(Stored data entries)
%%

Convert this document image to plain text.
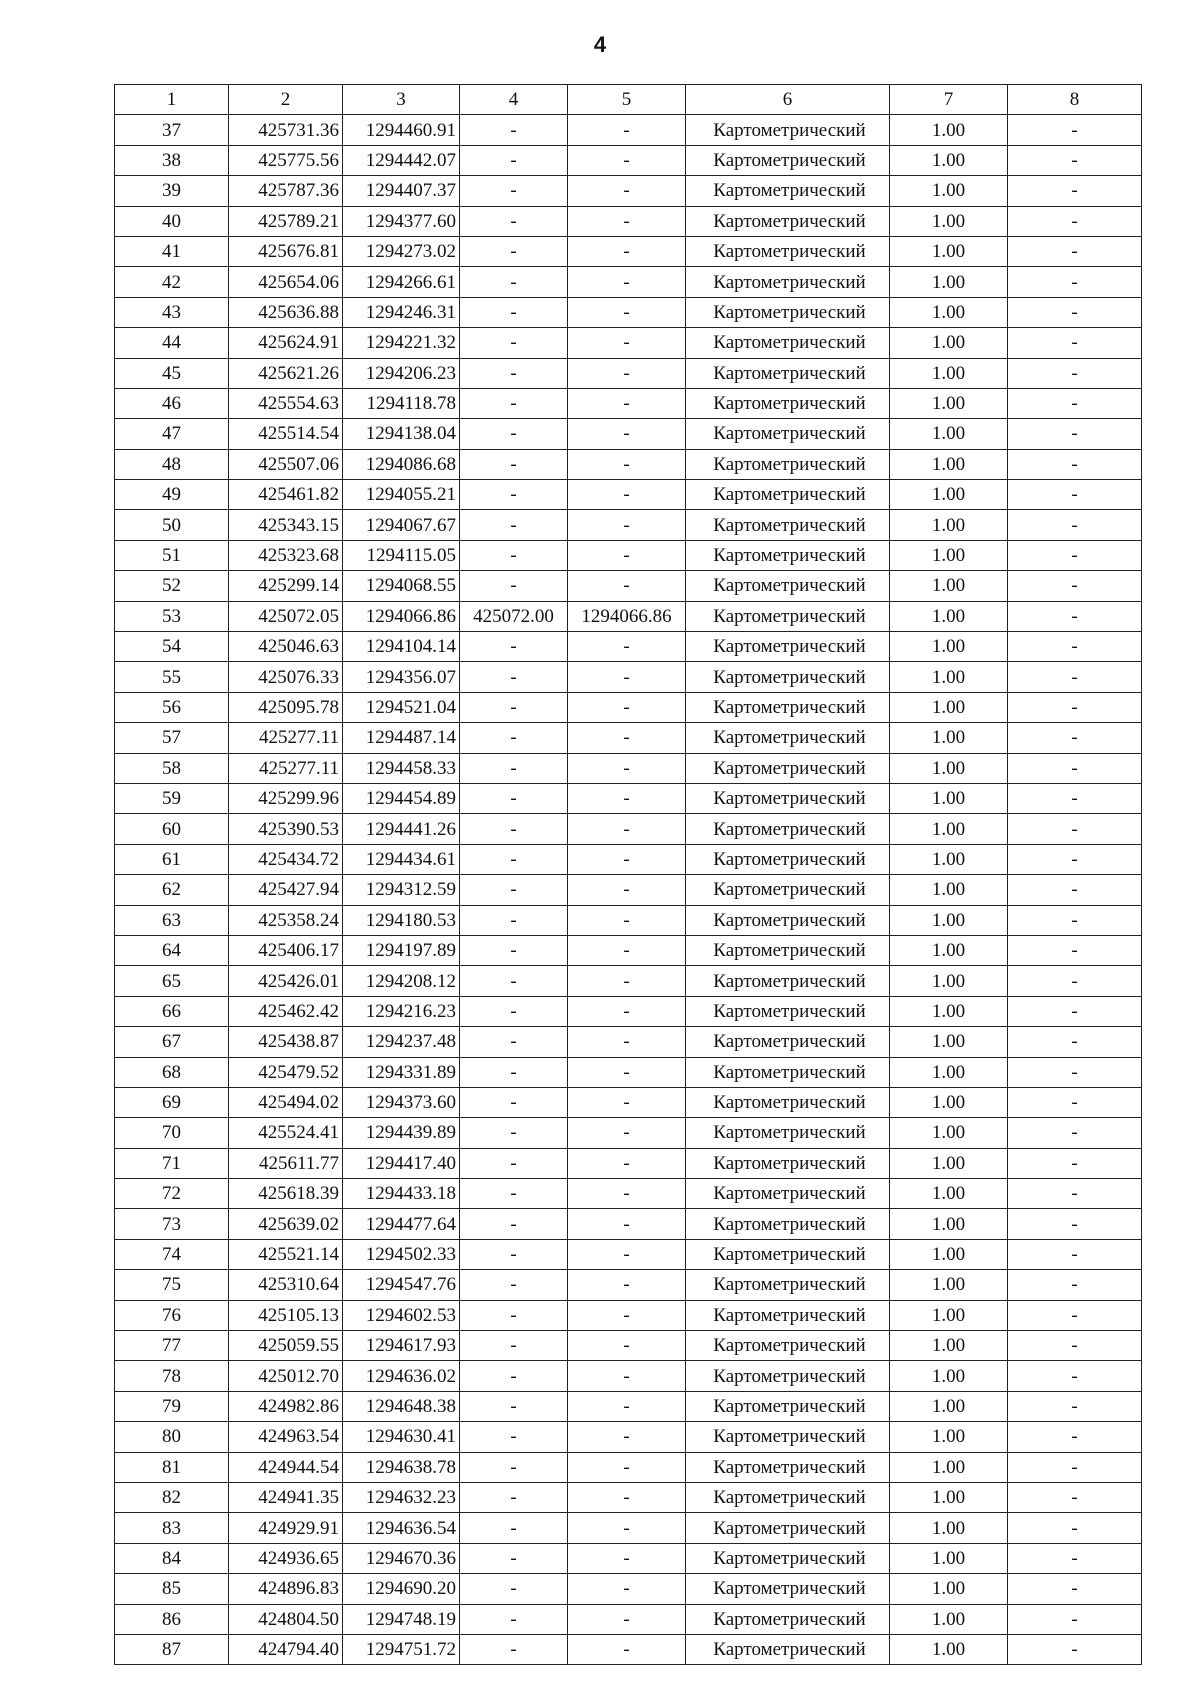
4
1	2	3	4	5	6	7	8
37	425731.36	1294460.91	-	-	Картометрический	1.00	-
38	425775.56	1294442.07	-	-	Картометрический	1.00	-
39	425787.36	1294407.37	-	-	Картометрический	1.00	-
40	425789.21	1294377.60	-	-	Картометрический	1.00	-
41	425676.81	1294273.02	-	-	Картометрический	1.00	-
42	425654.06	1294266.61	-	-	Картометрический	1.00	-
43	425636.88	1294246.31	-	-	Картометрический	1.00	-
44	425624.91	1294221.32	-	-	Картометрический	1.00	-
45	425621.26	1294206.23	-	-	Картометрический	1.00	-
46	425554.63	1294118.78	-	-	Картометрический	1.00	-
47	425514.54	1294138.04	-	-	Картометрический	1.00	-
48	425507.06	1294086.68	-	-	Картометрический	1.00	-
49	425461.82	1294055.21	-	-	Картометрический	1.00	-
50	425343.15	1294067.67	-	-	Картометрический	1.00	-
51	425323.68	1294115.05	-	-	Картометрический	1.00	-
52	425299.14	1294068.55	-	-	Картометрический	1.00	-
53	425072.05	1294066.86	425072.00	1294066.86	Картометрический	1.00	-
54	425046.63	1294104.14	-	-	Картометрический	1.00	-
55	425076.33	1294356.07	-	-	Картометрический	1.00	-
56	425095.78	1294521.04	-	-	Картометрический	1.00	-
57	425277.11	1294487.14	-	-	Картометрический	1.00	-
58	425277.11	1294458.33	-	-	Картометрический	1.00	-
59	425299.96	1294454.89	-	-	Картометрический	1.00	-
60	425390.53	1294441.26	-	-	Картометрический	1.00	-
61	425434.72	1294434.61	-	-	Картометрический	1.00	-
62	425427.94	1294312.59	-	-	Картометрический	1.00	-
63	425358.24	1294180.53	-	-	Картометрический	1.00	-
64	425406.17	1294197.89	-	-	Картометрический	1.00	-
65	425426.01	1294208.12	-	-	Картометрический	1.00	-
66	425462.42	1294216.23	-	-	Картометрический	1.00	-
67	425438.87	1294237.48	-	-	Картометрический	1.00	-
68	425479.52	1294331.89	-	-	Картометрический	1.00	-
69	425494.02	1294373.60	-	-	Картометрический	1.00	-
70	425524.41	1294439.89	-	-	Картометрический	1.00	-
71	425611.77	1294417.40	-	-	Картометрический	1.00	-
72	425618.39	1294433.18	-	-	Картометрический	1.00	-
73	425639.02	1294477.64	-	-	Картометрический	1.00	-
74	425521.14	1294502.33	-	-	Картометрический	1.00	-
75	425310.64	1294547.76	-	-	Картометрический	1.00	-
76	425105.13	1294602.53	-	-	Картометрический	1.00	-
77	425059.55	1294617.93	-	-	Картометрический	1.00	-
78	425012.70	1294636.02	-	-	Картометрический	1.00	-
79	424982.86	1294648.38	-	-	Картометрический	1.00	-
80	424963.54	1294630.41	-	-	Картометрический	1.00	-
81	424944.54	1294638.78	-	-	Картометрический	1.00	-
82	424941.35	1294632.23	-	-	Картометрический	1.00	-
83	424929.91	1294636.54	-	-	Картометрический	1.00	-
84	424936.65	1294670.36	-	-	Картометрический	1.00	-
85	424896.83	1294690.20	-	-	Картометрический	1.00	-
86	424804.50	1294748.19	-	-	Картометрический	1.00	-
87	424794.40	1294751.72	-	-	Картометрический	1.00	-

%%

▶ [Short task]
Without the pictures, return all the records precisely as they stand.

▶ [Response to this task]
Convert this document image to plain text.
4
1	2	3	4	5	6	7	8
37	425731.36	1294460.91	-	-	Картометрический	1.00	-
38	425775.56	1294442.07	-	-	Картометрический	1.00	-
39	425787.36	1294407.37	-	-	Картометрический	1.00	-
40	425789.21	1294377.60	-	-	Картометрический	1.00	-
41	425676.81	1294273.02	-	-	Картометрический	1.00	-
42	425654.06	1294266.61	-	-	Картометрический	1.00	-
43	425636.88	1294246.31	-	-	Картометрический	1.00	-
44	425624.91	1294221.32	-	-	Картометрический	1.00	-
45	425621.26	1294206.23	-	-	Картометрический	1.00	-
46	425554.63	1294118.78	-	-	Картометрический	1.00	-
47	425514.54	1294138.04	-	-	Картометрический	1.00	-
48	425507.06	1294086.68	-	-	Картометрический	1.00	-
49	425461.82	1294055.21	-	-	Картометрический	1.00	-
50	425343.15	1294067.67	-	-	Картометрический	1.00	-
51	425323.68	1294115.05	-	-	Картометрический	1.00	-
52	425299.14	1294068.55	-	-	Картометрический	1.00	-
53	425072.05	1294066.86	425072.00	1294066.86	Картометрический	1.00	-
54	425046.63	1294104.14	-	-	Картометрический	1.00	-
55	425076.33	1294356.07	-	-	Картометрический	1.00	-
56	425095.78	1294521.04	-	-	Картометрический	1.00	-
57	425277.11	1294487.14	-	-	Картометрический	1.00	-
58	425277.11	1294458.33	-	-	Картометрический	1.00	-
59	425299.96	1294454.89	-	-	Картометрический	1.00	-
60	425390.53	1294441.26	-	-	Картометрический	1.00	-
61	425434.72	1294434.61	-	-	Картометрический	1.00	-
62	425427.94	1294312.59	-	-	Картометрический	1.00	-
63	425358.24	1294180.53	-	-	Картометрический	1.00	-
64	425406.17	1294197.89	-	-	Картометрический	1.00	-
65	425426.01	1294208.12	-	-	Картометрический	1.00	-
66	425462.42	1294216.23	-	-	Картометрический	1.00	-
67	425438.87	1294237.48	-	-	Картометрический	1.00	-
68	425479.52	1294331.89	-	-	Картометрический	1.00	-
69	425494.02	1294373.60	-	-	Картометрический	1.00	-
70	425524.41	1294439.89	-	-	Картометрический	1.00	-
71	425611.77	1294417.40	-	-	Картометрический	1.00	-
72	425618.39	1294433.18	-	-	Картометрический	1.00	-
73	425639.02	1294477.64	-	-	Картометрический	1.00	-
74	425521.14	1294502.33	-	-	Картометрический	1.00	-
75	425310.64	1294547.76	-	-	Картометрический	1.00	-
76	425105.13	1294602.53	-	-	Картометрический	1.00	-
77	425059.55	1294617.93	-	-	Картометрический	1.00	-
78	425012.70	1294636.02	-	-	Картометрический	1.00	-
79	424982.86	1294648.38	-	-	Картометрический	1.00	-
80	424963.54	1294630.41	-	-	Картометрический	1.00	-
81	424944.54	1294638.78	-	-	Картометрический	1.00	-
82	424941.35	1294632.23	-	-	Картометрический	1.00	-
83	424929.91	1294636.54	-	-	Картометрический	1.00	-
84	424936.65	1294670.36	-	-	Картометрический	1.00	-
85	424896.83	1294690.20	-	-	Картометрический	1.00	-
86	424804.50	1294748.19	-	-	Картометрический	1.00	-
87	424794.40	1294751.72	-	-	Картометрический	1.00	-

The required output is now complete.